> **What is asked**:
Put every line of the listing, from its first line down to and including the line containing "bipolar-point bbox=[346, 320, 354, 333]", into a Markdown table with the columns No. and Text. Give each line its row number and leave out blank lines.

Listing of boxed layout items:
[Begin]

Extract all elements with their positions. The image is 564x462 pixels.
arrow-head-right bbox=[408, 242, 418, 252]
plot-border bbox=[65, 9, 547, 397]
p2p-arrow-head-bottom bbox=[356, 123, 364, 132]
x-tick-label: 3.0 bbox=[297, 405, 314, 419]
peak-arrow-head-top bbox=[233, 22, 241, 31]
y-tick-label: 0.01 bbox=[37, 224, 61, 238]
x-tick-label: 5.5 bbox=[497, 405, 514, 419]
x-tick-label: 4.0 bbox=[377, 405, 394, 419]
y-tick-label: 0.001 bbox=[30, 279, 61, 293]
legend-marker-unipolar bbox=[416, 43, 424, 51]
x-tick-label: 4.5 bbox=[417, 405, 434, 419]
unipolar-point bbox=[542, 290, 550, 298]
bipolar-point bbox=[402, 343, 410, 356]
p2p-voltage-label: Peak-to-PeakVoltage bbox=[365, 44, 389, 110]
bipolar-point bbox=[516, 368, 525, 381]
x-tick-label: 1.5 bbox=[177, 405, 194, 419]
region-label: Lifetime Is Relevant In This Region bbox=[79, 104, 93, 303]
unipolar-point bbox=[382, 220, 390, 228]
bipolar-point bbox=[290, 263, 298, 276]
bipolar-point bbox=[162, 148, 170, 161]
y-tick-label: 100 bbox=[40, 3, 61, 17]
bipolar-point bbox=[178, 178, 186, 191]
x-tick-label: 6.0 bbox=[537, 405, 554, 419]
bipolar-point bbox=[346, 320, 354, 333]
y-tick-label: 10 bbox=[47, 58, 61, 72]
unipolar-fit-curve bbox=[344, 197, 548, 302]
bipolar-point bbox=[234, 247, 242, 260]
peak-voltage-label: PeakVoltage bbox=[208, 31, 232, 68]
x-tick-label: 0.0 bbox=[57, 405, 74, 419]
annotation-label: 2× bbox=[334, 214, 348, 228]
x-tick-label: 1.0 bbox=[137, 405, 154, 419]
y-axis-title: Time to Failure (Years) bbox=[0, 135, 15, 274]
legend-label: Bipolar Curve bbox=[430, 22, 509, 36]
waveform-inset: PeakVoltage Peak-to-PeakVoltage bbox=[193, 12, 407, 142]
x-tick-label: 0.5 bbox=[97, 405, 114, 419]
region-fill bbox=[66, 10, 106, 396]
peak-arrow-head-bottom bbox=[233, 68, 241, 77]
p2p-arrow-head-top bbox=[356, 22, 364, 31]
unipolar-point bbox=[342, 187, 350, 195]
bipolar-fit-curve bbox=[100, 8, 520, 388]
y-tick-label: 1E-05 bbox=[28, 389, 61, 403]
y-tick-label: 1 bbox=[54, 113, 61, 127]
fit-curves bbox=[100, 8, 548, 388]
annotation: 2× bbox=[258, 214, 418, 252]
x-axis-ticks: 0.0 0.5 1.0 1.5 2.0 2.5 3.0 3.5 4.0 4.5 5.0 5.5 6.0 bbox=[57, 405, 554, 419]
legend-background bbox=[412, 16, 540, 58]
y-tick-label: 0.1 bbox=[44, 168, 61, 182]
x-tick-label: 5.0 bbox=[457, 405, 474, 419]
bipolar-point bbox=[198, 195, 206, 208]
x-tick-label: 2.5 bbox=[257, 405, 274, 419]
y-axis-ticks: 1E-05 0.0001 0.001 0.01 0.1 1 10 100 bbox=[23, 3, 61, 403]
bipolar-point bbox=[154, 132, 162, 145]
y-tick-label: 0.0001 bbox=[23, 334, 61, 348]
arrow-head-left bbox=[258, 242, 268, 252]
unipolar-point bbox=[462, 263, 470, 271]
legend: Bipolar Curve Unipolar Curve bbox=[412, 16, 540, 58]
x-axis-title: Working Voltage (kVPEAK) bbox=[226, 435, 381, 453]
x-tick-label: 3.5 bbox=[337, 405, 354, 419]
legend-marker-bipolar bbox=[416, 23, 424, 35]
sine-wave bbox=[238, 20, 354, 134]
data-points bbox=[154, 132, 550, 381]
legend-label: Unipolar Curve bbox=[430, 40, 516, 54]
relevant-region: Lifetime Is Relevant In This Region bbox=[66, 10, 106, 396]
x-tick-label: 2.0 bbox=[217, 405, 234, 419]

[End]

> **Worked answer**:
| No. | Text |
|---|---|
| 1 | Extract all elements with their positions. The image is 564x462 pixels. |
| 2 | arrow-head-right bbox=[408, 242, 418, 252] |
| 3 | plot-border bbox=[65, 9, 547, 397] |
| 4 | p2p-arrow-head-bottom bbox=[356, 123, 364, 132] |
| 5 | x-tick-label: 3.0 bbox=[297, 405, 314, 419] |
| 6 | peak-arrow-head-top bbox=[233, 22, 241, 31] |
| 7 | y-tick-label: 0.01 bbox=[37, 224, 61, 238] |
| 8 | x-tick-label: 5.5 bbox=[497, 405, 514, 419] |
| 9 | x-tick-label: 4.0 bbox=[377, 405, 394, 419] |
| 10 | y-tick-label: 0.001 bbox=[30, 279, 61, 293] |
| 11 | legend-marker-unipolar bbox=[416, 43, 424, 51] |
| 12 | x-tick-label: 4.5 bbox=[417, 405, 434, 419] |
| 13 | unipolar-point bbox=[542, 290, 550, 298] |
| 14 | bipolar-point bbox=[402, 343, 410, 356] |
| 15 | p2p-voltage-label: Peak-to-PeakVoltage bbox=[365, 44, 389, 110] |
| 16 | bipolar-point bbox=[516, 368, 525, 381] |
| 17 | x-tick-label: 1.5 bbox=[177, 405, 194, 419] |
| 18 | region-label: Lifetime Is Relevant In This Region bbox=[79, 104, 93, 303] |
| 19 | unipolar-point bbox=[382, 220, 390, 228] |
| 20 | bipolar-point bbox=[290, 263, 298, 276] |
| 21 | bipolar-point bbox=[162, 148, 170, 161] |
| 22 | y-tick-label: 100 bbox=[40, 3, 61, 17] |
| 23 | bipolar-point bbox=[178, 178, 186, 191] |
| 24 | x-tick-label: 6.0 bbox=[537, 405, 554, 419] |
| 25 | bipolar-point bbox=[346, 320, 354, 333] |